Task objective — Copy out each line of the data holding "document".
╭──
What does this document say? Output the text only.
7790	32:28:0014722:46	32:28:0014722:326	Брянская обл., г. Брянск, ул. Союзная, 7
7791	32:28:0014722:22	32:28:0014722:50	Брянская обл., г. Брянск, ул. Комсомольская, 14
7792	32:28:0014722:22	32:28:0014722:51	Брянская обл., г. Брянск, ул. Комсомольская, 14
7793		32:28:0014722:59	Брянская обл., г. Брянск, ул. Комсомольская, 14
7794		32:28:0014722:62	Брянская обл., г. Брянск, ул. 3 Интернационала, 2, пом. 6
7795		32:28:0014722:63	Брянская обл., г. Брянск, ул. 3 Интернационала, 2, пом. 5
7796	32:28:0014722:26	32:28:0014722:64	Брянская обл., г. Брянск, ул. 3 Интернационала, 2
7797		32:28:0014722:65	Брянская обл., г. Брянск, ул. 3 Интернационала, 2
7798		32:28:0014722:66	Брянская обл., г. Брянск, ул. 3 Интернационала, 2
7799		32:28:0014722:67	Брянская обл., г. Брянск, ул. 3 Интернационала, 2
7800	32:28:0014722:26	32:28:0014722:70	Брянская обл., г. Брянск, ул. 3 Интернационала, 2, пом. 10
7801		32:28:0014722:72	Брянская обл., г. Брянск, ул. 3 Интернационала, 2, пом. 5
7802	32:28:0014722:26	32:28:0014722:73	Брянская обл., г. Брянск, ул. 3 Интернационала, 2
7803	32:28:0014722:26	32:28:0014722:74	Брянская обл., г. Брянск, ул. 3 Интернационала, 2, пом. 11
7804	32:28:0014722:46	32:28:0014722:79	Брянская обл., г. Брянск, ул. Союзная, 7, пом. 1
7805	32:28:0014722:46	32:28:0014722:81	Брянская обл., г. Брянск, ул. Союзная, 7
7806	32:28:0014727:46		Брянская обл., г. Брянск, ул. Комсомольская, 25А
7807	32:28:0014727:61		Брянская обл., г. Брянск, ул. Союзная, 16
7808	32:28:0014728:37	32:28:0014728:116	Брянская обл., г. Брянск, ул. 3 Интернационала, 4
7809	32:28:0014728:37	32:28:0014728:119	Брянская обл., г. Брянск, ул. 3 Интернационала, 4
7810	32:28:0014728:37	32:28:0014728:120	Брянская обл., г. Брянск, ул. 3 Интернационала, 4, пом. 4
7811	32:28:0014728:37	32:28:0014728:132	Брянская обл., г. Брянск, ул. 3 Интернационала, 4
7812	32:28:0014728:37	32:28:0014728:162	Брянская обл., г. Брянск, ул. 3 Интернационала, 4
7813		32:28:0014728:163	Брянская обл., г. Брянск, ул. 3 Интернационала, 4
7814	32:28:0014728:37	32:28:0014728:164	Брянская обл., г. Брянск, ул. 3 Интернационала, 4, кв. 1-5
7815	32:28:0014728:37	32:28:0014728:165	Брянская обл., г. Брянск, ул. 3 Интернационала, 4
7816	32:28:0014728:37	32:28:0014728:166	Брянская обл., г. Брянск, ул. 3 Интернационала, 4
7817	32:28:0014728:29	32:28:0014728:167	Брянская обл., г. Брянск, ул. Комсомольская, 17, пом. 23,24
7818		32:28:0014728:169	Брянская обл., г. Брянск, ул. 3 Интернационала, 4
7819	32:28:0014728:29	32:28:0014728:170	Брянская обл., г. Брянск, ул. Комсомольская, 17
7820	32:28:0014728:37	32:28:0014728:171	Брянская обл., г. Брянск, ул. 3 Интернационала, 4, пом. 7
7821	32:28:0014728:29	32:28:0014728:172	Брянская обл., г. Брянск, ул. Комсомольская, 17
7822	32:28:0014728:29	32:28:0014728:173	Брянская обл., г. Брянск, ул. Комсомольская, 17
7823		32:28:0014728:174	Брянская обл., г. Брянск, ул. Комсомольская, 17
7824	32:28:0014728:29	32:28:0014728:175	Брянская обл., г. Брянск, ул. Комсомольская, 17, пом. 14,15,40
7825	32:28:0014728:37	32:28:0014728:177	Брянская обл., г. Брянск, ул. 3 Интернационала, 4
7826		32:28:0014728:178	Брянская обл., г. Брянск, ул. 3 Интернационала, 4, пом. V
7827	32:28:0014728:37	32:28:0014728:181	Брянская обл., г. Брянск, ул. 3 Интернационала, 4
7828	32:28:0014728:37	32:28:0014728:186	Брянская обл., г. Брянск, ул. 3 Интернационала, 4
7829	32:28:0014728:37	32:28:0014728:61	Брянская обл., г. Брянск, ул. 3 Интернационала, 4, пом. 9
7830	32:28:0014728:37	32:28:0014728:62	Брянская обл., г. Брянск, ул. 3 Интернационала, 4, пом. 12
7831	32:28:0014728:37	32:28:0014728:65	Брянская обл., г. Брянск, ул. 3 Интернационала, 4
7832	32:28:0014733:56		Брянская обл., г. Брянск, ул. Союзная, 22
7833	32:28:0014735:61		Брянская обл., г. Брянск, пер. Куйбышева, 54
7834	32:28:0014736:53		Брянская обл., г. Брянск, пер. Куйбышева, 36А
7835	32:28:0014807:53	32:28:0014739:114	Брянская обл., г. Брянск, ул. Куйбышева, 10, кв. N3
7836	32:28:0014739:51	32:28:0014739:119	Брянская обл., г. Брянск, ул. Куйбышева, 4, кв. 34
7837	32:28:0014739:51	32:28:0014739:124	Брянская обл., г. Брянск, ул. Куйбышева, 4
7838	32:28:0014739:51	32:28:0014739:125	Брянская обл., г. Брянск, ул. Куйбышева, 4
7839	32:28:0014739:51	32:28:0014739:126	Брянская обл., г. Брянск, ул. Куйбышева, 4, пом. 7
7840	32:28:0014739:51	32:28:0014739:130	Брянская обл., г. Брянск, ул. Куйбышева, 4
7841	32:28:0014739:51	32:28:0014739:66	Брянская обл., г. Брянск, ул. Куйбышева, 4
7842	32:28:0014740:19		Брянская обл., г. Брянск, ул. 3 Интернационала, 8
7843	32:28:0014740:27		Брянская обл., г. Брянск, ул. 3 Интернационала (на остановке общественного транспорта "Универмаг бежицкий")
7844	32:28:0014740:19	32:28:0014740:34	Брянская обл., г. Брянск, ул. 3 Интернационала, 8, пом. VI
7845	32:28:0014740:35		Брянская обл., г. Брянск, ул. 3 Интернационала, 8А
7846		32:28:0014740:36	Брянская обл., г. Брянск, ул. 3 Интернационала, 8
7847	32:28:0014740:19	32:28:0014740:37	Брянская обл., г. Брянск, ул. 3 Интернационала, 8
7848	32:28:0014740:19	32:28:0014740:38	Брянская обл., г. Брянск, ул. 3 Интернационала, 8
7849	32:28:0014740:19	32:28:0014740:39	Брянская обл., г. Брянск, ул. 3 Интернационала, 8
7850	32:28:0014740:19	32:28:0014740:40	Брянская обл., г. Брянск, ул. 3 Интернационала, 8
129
╰──
╭──
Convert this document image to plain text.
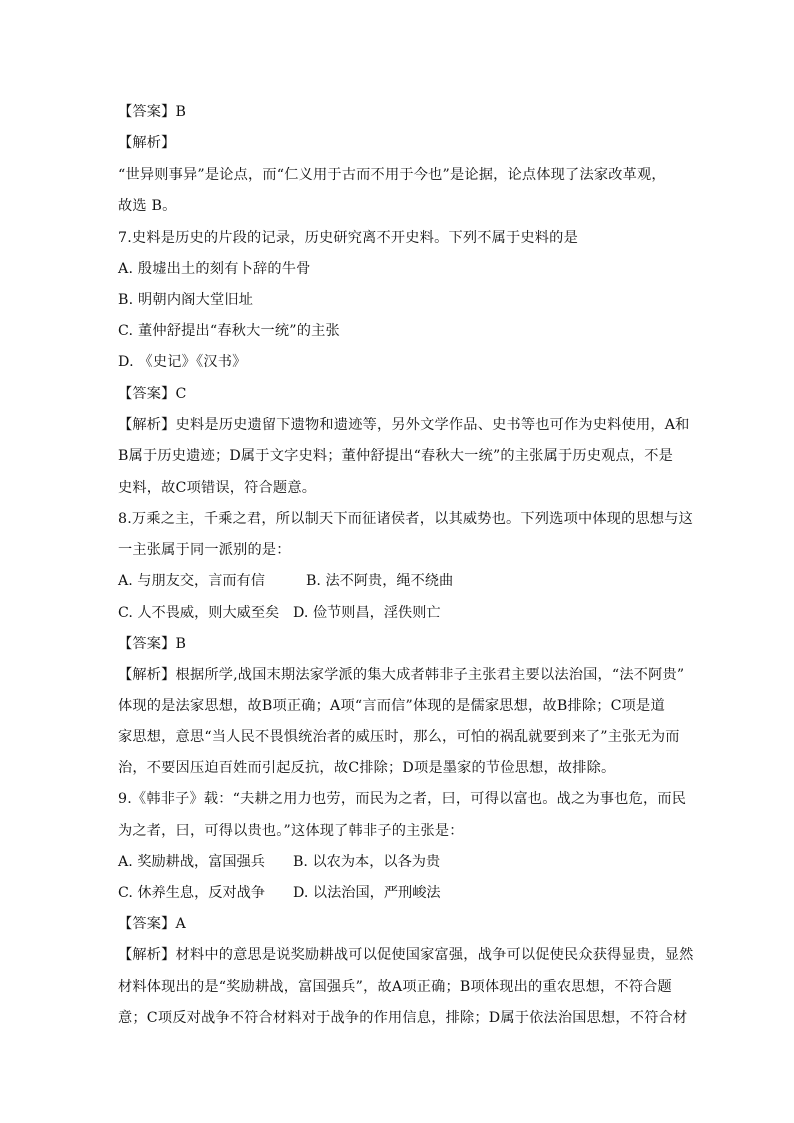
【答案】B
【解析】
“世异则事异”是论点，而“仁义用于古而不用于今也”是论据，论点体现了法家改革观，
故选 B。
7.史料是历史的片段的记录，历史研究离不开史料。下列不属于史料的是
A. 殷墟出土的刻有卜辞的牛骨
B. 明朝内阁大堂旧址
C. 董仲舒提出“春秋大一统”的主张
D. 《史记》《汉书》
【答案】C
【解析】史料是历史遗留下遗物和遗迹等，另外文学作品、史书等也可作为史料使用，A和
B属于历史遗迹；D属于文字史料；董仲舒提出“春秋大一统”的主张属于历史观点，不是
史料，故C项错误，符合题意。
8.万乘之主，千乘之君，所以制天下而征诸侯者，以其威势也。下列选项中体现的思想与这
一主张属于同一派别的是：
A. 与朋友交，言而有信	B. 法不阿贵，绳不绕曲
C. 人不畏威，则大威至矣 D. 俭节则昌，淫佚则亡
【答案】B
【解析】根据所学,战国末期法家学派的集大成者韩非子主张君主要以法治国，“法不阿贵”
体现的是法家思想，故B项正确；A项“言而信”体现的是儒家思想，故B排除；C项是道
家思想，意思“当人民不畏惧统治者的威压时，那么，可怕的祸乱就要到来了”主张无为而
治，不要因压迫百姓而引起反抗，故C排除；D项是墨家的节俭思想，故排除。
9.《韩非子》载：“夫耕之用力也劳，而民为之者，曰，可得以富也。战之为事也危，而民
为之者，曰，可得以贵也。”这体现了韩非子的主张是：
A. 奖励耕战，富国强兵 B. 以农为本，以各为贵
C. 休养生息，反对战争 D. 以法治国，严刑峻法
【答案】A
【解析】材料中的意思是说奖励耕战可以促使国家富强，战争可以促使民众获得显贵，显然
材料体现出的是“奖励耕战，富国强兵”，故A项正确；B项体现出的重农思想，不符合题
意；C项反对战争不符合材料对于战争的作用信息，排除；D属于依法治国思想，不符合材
╰──
Task output —
What does this document say? Output the text only.
Convert this document image to plain text.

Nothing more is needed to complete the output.